··· DATASET RECORDS
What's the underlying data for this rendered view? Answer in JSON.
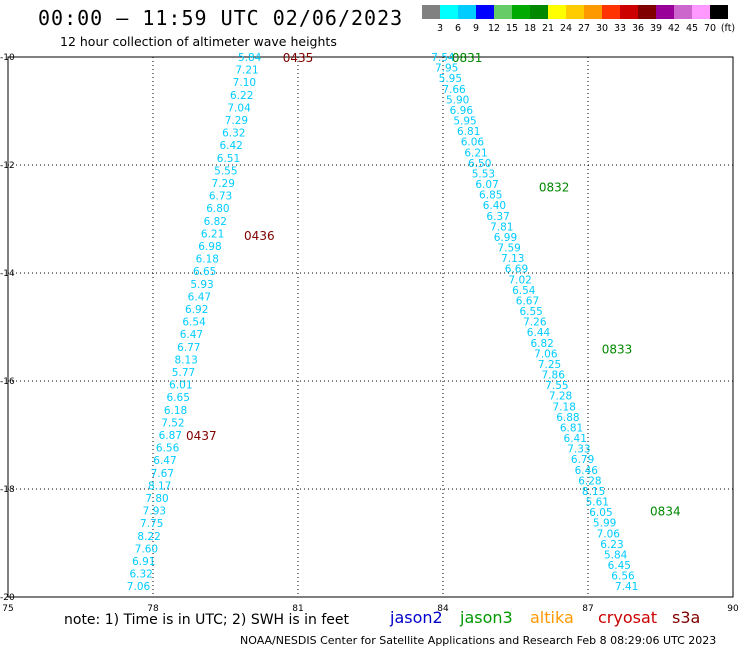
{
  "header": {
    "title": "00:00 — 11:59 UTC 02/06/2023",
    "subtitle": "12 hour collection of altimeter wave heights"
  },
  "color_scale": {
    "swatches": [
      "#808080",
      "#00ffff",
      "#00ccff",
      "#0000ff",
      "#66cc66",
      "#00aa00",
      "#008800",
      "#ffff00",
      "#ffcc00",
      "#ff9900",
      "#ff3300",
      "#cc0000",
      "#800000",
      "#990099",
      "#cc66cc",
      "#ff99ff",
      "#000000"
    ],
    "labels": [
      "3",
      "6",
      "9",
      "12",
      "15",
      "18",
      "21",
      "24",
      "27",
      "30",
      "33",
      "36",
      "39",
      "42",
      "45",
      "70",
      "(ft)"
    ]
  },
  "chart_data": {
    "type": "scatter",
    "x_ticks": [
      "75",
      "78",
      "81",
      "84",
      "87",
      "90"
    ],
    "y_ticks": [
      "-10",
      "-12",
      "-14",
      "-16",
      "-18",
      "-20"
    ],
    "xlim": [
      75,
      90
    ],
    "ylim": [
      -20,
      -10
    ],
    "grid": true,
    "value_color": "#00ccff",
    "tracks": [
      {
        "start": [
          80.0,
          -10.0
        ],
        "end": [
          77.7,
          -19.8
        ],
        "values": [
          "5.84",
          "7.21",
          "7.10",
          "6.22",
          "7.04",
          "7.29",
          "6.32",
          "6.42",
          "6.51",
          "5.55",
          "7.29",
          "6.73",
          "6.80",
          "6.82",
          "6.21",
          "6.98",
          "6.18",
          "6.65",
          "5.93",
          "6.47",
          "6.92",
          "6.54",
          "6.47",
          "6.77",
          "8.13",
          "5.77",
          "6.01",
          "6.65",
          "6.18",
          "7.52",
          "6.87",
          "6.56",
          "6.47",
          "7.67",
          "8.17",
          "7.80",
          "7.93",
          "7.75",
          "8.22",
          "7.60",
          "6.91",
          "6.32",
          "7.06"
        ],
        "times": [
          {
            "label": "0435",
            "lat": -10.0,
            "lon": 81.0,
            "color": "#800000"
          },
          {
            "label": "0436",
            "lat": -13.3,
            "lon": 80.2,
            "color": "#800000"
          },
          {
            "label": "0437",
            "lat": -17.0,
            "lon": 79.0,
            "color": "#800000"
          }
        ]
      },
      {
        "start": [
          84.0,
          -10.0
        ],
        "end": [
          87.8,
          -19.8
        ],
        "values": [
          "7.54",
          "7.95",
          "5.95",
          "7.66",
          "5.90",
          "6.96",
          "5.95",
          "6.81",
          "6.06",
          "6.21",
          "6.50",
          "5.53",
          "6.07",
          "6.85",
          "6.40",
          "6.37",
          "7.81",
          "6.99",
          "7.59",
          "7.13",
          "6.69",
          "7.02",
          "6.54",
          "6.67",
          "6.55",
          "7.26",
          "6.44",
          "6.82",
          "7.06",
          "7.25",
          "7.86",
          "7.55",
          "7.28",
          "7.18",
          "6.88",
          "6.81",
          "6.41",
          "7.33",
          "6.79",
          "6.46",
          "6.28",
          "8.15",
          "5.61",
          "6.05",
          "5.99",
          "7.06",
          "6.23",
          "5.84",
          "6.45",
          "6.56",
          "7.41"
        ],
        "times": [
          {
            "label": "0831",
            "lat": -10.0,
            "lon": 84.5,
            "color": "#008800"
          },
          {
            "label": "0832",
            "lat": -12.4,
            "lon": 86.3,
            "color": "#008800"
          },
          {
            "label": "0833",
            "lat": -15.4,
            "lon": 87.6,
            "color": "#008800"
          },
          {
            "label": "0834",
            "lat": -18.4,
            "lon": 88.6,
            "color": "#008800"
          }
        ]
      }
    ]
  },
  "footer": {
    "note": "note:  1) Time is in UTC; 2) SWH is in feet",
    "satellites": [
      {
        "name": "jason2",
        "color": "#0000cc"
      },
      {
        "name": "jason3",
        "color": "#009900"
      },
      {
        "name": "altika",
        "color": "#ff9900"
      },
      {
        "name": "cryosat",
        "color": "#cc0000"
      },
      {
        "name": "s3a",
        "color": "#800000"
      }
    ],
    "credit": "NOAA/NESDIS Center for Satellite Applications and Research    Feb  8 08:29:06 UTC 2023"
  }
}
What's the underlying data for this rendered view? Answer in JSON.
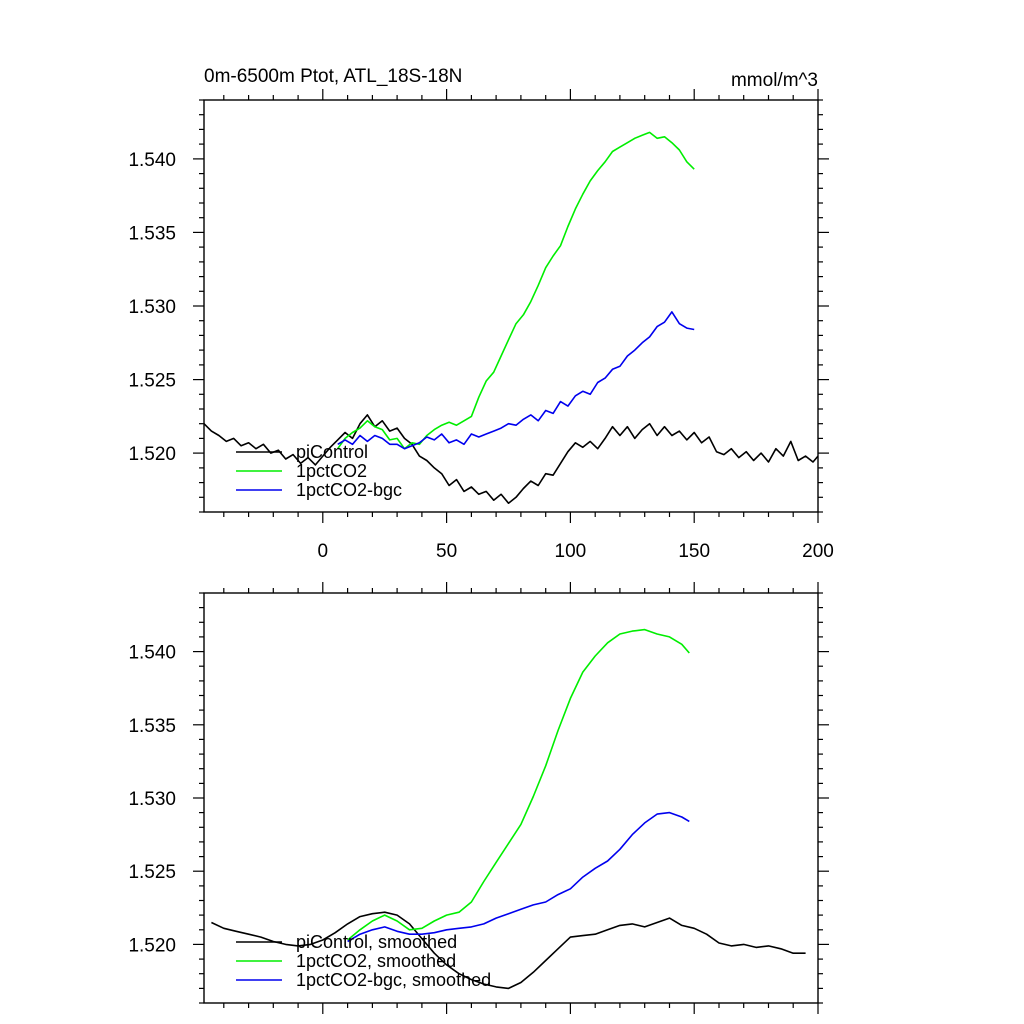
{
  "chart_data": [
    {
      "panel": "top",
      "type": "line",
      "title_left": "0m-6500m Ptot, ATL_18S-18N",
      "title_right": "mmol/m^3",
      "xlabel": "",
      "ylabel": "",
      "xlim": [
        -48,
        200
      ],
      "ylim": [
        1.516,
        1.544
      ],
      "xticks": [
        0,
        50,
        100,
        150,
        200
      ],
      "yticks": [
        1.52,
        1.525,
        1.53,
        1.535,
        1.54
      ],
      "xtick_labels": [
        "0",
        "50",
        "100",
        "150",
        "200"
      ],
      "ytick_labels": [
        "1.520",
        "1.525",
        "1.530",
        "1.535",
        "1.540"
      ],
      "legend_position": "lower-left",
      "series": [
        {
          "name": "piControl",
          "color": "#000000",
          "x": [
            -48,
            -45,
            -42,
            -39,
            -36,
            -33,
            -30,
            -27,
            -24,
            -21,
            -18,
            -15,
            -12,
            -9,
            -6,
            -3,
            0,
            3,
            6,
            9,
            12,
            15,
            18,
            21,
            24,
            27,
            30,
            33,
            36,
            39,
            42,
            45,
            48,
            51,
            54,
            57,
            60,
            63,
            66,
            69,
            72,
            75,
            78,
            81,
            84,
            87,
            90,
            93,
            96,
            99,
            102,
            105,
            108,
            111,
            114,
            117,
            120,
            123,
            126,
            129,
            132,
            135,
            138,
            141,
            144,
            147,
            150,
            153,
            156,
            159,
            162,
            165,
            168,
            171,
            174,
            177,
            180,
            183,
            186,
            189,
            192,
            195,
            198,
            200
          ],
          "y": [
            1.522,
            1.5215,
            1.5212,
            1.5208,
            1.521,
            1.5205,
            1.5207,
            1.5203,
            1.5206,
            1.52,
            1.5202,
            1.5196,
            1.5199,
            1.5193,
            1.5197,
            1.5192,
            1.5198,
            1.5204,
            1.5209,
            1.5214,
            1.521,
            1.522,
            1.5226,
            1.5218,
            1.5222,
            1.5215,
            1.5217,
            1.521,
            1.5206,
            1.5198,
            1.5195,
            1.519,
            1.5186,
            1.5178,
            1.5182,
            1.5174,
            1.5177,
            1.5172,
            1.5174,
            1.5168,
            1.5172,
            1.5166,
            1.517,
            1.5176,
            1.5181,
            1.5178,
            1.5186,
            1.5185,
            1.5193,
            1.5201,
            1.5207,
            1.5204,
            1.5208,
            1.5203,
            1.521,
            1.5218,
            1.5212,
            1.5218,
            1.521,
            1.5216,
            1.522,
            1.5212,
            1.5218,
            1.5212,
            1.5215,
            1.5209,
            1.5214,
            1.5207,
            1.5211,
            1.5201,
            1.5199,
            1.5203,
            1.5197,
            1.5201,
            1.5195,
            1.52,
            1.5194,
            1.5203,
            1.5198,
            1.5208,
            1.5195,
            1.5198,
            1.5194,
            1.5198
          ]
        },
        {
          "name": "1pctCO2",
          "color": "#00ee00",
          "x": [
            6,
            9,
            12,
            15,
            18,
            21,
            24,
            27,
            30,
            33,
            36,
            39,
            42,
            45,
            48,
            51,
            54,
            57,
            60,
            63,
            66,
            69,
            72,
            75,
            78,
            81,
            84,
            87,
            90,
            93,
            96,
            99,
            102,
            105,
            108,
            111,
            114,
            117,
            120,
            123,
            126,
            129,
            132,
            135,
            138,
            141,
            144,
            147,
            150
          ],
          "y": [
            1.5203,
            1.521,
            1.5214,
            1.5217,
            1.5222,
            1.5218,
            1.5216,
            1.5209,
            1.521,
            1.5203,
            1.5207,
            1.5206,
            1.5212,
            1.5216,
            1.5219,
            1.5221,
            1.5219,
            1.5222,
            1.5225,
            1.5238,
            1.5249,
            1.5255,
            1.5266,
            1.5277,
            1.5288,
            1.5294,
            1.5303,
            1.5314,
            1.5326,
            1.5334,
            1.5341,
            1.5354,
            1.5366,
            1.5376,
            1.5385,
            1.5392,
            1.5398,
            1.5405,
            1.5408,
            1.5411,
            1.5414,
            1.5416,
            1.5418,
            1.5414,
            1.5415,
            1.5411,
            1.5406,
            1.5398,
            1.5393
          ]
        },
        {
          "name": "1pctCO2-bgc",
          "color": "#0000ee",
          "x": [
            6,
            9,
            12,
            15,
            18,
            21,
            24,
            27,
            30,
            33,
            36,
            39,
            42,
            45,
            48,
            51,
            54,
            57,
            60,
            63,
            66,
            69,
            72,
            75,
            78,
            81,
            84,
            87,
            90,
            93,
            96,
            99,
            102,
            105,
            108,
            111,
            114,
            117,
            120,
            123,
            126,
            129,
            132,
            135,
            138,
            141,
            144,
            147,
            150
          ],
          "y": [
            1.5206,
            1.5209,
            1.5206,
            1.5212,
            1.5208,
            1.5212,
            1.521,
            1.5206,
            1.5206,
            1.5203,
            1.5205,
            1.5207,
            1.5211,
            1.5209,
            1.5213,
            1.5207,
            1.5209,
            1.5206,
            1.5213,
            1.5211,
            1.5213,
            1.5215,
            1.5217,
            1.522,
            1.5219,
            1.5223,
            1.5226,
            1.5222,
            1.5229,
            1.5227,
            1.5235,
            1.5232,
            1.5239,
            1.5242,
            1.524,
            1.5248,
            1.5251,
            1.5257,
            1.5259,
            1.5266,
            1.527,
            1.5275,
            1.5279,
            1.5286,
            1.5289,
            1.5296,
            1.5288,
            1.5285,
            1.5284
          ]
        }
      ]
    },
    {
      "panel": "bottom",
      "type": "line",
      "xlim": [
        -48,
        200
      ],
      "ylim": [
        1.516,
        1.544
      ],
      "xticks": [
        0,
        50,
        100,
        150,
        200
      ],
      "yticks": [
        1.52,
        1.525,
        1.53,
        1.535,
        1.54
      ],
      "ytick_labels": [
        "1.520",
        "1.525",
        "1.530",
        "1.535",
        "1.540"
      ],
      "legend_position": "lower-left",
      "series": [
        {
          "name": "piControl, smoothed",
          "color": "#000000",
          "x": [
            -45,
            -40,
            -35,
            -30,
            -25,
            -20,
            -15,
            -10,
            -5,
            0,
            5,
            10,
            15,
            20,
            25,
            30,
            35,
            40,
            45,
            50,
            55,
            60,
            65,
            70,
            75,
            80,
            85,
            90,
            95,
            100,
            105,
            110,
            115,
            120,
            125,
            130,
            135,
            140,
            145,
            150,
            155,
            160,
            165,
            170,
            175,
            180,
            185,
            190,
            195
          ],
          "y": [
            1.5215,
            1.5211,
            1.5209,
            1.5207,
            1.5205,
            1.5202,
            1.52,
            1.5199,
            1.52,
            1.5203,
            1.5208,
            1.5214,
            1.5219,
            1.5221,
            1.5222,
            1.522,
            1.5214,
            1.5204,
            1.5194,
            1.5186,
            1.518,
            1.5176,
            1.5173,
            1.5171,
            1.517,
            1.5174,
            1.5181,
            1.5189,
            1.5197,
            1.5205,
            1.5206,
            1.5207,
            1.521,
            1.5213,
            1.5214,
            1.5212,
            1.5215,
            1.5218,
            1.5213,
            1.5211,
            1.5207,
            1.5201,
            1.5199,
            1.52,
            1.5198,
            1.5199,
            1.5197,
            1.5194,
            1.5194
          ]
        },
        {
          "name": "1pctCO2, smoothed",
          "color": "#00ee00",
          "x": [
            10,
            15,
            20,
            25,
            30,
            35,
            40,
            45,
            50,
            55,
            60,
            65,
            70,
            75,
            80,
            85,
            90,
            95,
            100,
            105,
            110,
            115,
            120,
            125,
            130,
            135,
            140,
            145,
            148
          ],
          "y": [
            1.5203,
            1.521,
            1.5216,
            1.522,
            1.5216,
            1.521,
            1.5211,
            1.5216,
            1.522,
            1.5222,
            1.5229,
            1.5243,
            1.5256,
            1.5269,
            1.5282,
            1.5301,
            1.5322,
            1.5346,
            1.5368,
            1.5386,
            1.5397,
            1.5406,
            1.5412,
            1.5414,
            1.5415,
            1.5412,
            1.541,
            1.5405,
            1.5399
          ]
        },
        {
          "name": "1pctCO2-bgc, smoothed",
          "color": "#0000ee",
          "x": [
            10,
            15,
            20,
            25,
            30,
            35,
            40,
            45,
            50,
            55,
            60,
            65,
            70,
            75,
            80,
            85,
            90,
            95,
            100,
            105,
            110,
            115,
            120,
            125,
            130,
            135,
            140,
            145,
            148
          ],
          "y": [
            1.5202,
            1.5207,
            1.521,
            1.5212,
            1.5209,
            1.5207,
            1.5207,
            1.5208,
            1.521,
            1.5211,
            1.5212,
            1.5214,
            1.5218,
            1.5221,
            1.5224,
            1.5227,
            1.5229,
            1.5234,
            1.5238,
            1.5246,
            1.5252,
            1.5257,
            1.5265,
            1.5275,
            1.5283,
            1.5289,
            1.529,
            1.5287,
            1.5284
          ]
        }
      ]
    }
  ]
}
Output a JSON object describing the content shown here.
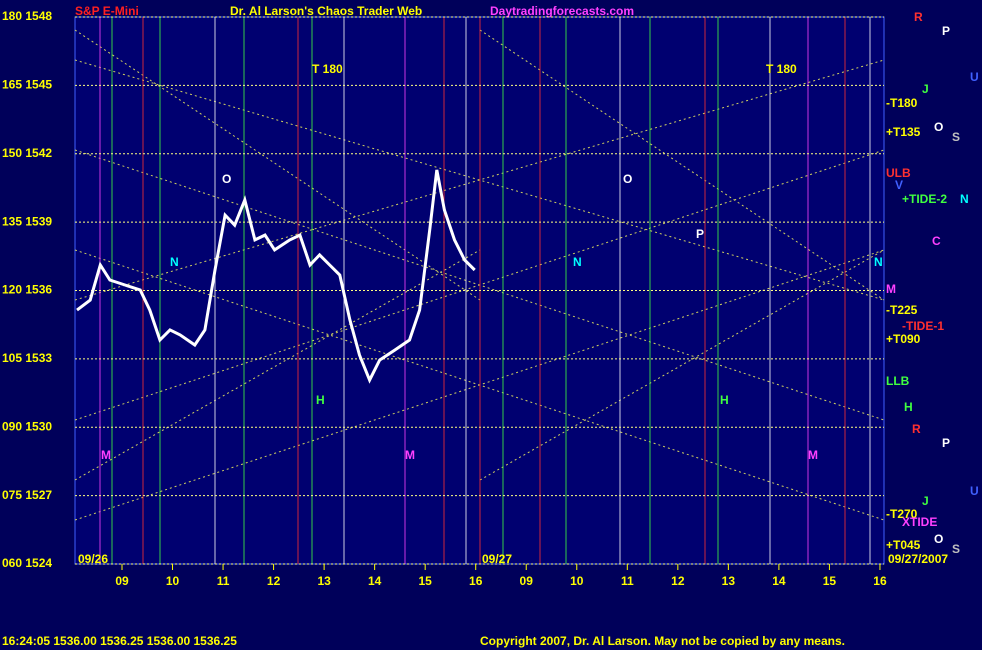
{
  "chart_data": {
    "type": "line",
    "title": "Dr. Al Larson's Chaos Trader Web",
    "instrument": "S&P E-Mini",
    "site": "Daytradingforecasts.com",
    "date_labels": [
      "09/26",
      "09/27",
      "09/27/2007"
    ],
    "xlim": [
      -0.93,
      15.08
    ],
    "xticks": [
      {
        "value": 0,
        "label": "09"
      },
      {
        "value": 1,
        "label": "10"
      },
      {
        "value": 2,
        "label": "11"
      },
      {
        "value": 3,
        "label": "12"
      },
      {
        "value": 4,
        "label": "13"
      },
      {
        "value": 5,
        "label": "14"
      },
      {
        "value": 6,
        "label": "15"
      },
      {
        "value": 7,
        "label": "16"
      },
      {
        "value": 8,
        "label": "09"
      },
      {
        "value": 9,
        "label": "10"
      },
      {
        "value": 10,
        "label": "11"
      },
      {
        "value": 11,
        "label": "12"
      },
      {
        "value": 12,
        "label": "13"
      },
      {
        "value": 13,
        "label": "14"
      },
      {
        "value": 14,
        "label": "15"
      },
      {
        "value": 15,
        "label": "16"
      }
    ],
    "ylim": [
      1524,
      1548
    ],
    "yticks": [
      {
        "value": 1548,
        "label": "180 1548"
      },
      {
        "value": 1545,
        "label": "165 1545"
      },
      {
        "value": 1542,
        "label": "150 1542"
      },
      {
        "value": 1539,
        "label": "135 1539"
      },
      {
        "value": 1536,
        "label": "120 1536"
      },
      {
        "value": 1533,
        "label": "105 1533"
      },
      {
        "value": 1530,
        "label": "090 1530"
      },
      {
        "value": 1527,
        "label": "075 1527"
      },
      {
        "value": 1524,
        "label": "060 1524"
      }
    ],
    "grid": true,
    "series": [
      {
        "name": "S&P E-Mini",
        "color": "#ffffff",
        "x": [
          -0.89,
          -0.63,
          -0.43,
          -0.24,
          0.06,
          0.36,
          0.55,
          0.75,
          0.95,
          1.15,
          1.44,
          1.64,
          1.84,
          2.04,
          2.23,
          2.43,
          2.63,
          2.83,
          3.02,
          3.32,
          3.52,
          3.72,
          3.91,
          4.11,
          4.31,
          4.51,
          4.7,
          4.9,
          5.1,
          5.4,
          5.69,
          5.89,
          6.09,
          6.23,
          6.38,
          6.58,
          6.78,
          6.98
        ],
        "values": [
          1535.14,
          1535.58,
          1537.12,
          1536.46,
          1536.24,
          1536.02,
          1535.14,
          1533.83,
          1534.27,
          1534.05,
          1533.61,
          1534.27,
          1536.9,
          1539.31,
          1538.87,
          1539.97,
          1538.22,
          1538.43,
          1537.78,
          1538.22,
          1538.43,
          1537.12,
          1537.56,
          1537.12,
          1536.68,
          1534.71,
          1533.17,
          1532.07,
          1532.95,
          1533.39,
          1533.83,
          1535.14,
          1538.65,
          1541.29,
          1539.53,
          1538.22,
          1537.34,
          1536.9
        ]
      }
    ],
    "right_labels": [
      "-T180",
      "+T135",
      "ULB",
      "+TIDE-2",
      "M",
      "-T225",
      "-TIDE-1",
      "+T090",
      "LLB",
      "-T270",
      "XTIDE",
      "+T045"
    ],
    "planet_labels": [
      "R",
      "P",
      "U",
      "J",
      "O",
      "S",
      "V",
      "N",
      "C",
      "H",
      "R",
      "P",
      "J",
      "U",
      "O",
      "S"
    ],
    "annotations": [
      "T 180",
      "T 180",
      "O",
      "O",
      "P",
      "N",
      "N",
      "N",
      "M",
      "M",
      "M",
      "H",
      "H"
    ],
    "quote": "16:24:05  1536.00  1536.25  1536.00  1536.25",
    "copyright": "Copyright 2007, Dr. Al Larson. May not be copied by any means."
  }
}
······
PROBLEM STATEMENT
From the entries above, collect every line with the string "Larson" in it.

THE ANSWER
    "title": "Dr. Al Larson's Chaos Trader Web",
    "copyright": "Copyright 2007, Dr. Al Larson. May not be copied by any means."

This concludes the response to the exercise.